EXERCISE AIM
From the listing below, pull out every line where the string "写说明书" appears.

SUPPLIED RECORDS

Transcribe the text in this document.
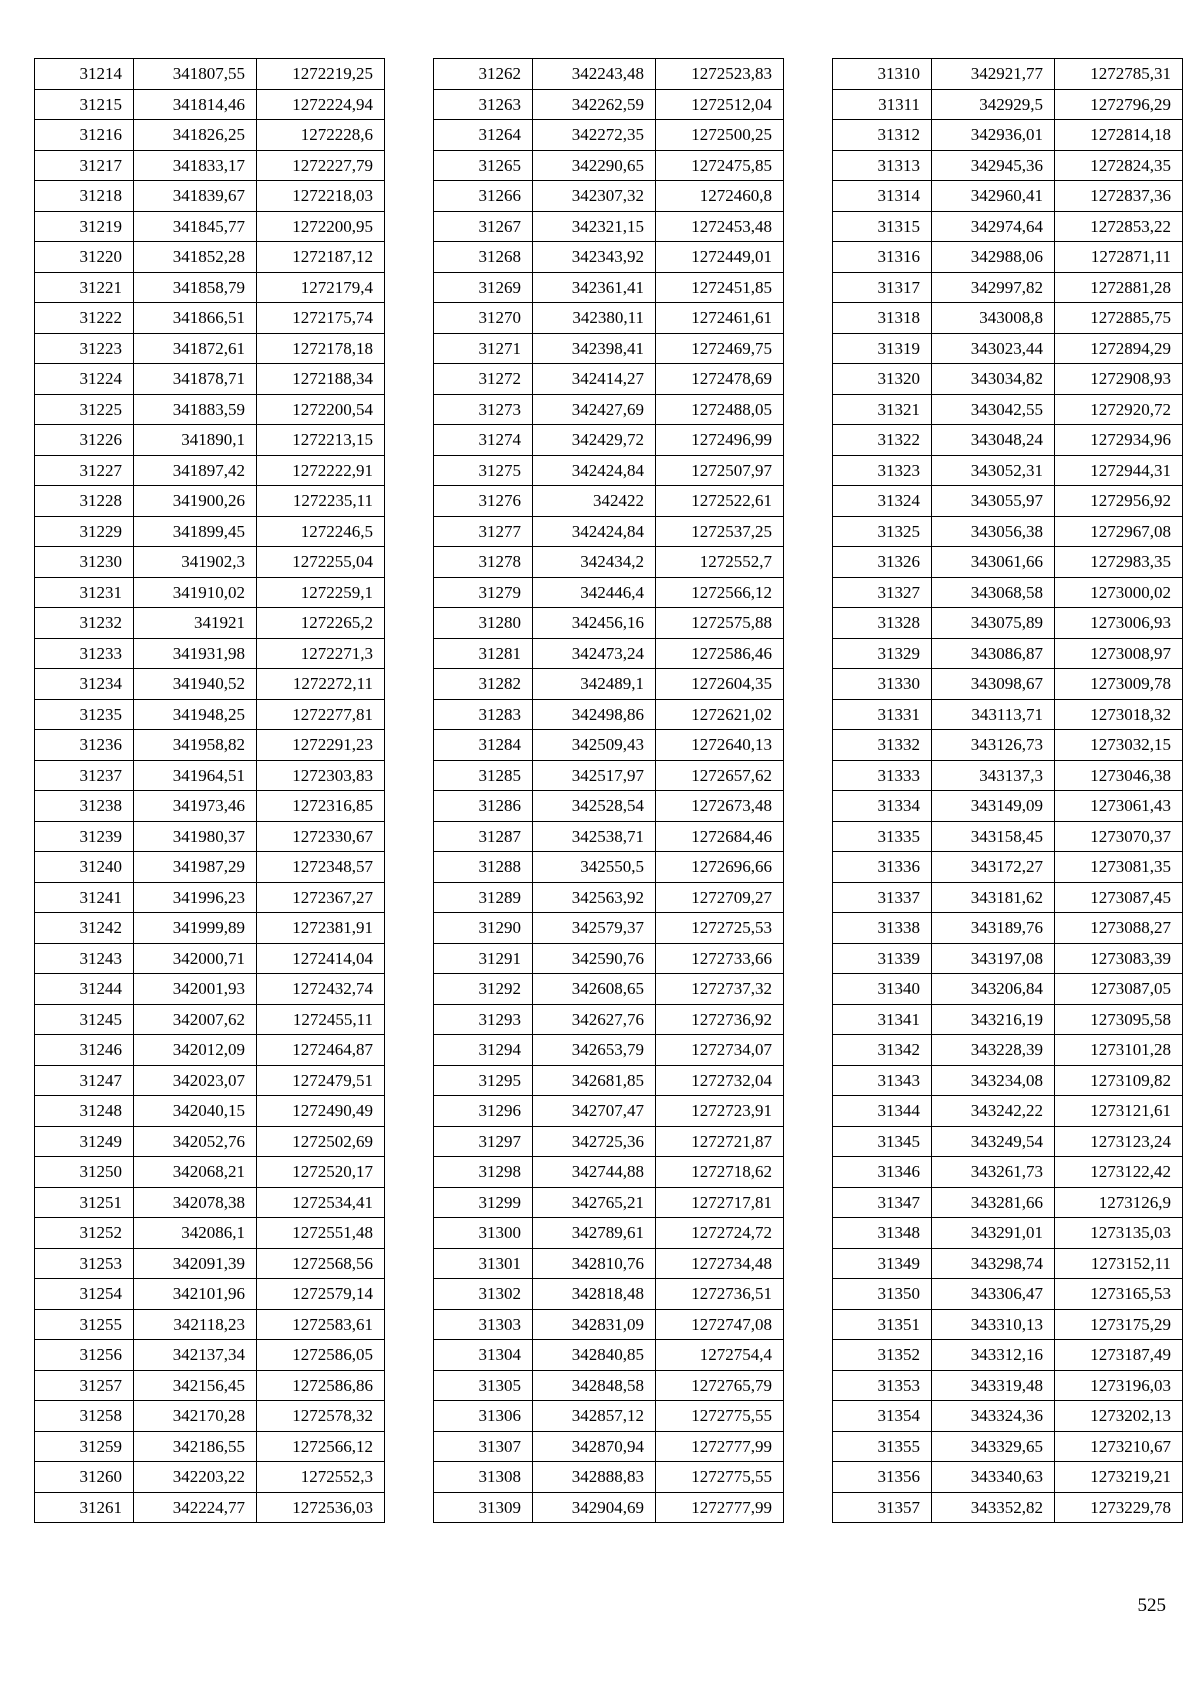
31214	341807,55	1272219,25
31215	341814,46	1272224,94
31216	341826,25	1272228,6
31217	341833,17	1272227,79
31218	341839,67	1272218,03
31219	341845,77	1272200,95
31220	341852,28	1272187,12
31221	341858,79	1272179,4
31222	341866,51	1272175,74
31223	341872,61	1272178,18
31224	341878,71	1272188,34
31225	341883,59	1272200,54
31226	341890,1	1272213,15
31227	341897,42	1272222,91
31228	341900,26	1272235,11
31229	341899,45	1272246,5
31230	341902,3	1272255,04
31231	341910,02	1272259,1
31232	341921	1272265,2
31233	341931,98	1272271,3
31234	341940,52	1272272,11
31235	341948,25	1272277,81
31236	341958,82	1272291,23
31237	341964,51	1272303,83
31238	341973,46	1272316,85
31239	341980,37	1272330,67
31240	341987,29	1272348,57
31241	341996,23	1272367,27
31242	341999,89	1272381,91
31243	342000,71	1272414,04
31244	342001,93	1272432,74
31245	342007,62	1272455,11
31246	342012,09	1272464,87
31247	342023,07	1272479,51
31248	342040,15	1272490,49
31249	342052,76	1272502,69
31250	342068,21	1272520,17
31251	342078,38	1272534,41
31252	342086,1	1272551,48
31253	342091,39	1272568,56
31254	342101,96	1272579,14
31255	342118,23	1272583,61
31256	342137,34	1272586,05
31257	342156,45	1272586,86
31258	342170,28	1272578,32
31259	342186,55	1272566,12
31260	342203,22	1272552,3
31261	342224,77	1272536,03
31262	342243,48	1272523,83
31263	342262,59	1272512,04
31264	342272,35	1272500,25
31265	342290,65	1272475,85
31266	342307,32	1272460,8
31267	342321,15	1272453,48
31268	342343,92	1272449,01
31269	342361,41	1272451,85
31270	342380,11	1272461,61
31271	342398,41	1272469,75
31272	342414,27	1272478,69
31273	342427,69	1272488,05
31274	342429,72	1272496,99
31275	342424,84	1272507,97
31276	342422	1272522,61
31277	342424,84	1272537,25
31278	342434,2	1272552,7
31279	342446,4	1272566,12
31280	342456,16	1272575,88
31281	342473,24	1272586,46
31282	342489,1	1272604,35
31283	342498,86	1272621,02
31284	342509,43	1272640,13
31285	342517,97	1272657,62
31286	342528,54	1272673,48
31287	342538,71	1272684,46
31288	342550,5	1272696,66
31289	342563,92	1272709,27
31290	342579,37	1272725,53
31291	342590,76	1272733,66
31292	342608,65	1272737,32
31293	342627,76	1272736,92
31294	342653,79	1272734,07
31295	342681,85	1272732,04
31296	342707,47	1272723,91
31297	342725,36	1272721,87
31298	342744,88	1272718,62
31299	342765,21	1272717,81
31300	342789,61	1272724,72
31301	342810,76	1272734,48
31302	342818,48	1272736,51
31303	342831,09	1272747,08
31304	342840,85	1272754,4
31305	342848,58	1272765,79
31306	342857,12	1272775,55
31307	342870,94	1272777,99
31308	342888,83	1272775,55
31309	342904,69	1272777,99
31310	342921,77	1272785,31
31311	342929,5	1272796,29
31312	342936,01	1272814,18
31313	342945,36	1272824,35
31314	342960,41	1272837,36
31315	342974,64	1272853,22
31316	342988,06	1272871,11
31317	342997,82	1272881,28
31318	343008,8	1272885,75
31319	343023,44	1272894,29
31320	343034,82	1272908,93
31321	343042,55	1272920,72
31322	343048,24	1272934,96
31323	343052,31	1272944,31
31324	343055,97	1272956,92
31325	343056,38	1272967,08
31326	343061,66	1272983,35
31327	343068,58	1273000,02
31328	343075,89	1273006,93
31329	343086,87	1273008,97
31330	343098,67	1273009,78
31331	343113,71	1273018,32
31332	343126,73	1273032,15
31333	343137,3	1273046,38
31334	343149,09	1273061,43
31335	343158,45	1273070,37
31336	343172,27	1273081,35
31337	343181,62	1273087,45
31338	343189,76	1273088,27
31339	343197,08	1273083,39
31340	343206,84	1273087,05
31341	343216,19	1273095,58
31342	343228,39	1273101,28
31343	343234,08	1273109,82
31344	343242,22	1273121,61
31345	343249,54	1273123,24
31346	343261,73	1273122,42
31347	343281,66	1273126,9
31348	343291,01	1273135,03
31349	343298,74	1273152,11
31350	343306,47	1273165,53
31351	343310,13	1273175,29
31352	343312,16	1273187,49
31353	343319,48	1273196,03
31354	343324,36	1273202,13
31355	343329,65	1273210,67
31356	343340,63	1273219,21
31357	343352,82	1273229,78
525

...

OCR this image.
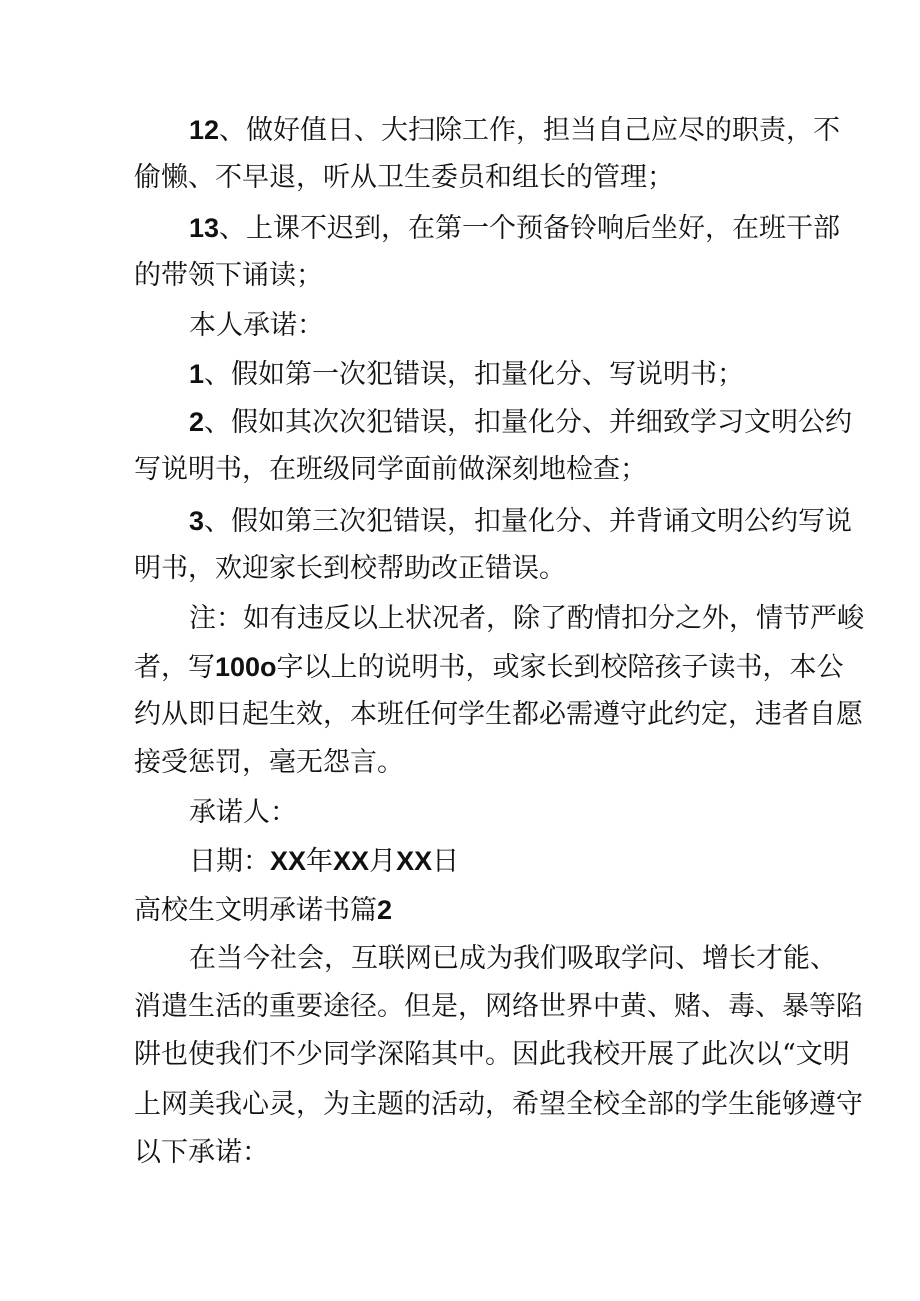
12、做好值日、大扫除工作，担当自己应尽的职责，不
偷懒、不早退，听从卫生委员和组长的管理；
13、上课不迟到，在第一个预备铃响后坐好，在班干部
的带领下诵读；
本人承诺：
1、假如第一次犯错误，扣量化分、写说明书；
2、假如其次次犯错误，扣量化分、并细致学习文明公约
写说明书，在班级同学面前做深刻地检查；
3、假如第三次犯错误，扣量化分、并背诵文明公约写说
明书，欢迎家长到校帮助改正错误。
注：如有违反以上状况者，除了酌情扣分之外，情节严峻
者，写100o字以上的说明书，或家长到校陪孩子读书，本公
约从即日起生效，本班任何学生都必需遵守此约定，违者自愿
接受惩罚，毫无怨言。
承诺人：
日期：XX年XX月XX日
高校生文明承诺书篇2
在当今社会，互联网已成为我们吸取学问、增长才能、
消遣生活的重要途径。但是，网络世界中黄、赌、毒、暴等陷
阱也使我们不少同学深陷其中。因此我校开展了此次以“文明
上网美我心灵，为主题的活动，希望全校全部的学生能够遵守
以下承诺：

* * *

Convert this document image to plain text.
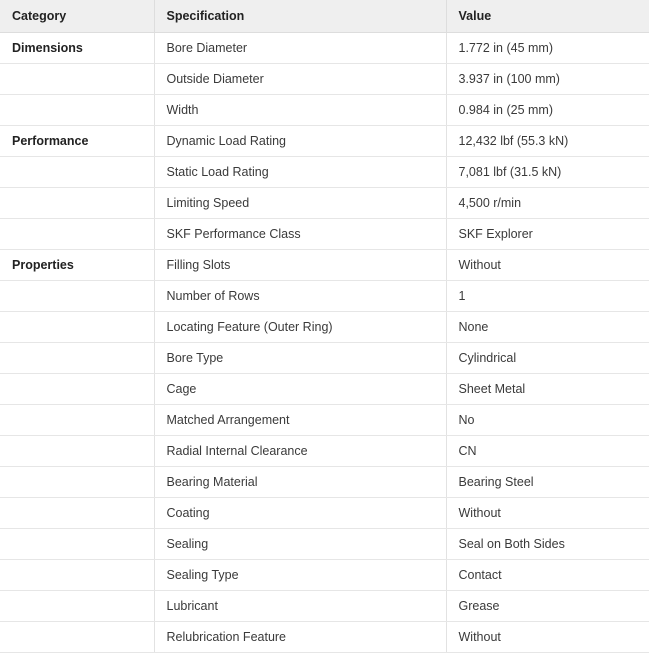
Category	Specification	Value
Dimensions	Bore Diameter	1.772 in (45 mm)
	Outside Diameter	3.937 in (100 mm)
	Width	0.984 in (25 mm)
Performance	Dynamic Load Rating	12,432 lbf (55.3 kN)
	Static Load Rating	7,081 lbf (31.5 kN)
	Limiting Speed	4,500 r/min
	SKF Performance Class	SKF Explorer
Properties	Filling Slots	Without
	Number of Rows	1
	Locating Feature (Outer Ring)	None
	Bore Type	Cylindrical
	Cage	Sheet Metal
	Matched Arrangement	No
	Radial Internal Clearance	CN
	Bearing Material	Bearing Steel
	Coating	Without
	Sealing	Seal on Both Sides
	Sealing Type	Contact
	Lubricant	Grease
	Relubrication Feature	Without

SOLVED EXERCISE
1、假如第一次犯错误，扣量化分、写说明书；
写说明书，在班级同学面前做深刻地检查；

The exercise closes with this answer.